#### [Request]
Omit the pictures and output every entry below exactly as written.

#### [The records]
== == ==

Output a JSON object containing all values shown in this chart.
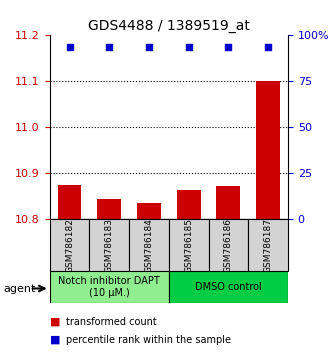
{
  "title": "GDS4488 / 1389519_at",
  "categories": [
    "GSM786182",
    "GSM786183",
    "GSM786184",
    "GSM786185",
    "GSM786186",
    "GSM786187"
  ],
  "bar_values": [
    10.875,
    10.845,
    10.835,
    10.865,
    10.872,
    11.1
  ],
  "bar_bottom": 10.8,
  "percentile_values": [
    97,
    97,
    97,
    97,
    97,
    97
  ],
  "percentile_y": [
    11.175,
    11.175,
    11.175,
    11.175,
    11.175,
    11.175
  ],
  "bar_color": "#cc0000",
  "dot_color": "#0000cc",
  "ylim_left": [
    10.8,
    11.2
  ],
  "ylim_right": [
    0,
    100
  ],
  "yticks_left": [
    10.8,
    10.9,
    11.0,
    11.1,
    11.2
  ],
  "yticks_right": [
    0,
    25,
    50,
    75,
    100
  ],
  "ytick_labels_right": [
    "0",
    "25",
    "50",
    "75",
    "100%"
  ],
  "hlines": [
    10.9,
    11.0,
    11.1
  ],
  "group1_label": "Notch inhibitor DAPT\n(10 μM.)",
  "group2_label": "DMSO control",
  "group1_indices": [
    0,
    1,
    2
  ],
  "group2_indices": [
    3,
    4,
    5
  ],
  "agent_label": "agent",
  "legend1_label": "transformed count",
  "legend2_label": "percentile rank within the sample",
  "group1_color": "#90ee90",
  "group2_color": "#00cc44",
  "xlabel_color": "#cc0000",
  "ylabel_right_color": "#0000cc",
  "bar_width": 0.6
}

== == ==

#### [Exercise result]
Output a JSON object containing all values shown in this chart.
{
  "title": "GDS4488 / 1389519_at",
  "categories": [
    "GSM786182",
    "GSM786183",
    "GSM786184",
    "GSM786185",
    "GSM786186",
    "GSM786187"
  ],
  "bar_values": [
    10.875,
    10.845,
    10.835,
    10.865,
    10.872,
    11.1
  ],
  "bar_bottom": 10.8,
  "percentile_values": [
    97,
    97,
    97,
    97,
    97,
    97
  ],
  "percentile_y": [
    11.175,
    11.175,
    11.175,
    11.175,
    11.175,
    11.175
  ],
  "bar_color": "#cc0000",
  "dot_color": "#0000cc",
  "ylim_left": [
    10.8,
    11.2
  ],
  "ylim_right": [
    0,
    100
  ],
  "yticks_left": [
    10.8,
    10.9,
    11.0,
    11.1,
    11.2
  ],
  "yticks_right": [
    0,
    25,
    50,
    75,
    100
  ],
  "ytick_labels_right": [
    "0",
    "25",
    "50",
    "75",
    "100%"
  ],
  "hlines": [
    10.9,
    11.0,
    11.1
  ],
  "group1_label": "Notch inhibitor DAPT\n(10 μM.)",
  "group2_label": "DMSO control",
  "group1_indices": [
    0,
    1,
    2
  ],
  "group2_indices": [
    3,
    4,
    5
  ],
  "agent_label": "agent",
  "legend1_label": "transformed count",
  "legend2_label": "percentile rank within the sample",
  "group1_color": "#90ee90",
  "group2_color": "#00cc44",
  "xlabel_color": "#cc0000",
  "ylabel_right_color": "#0000cc",
  "bar_width": 0.6
}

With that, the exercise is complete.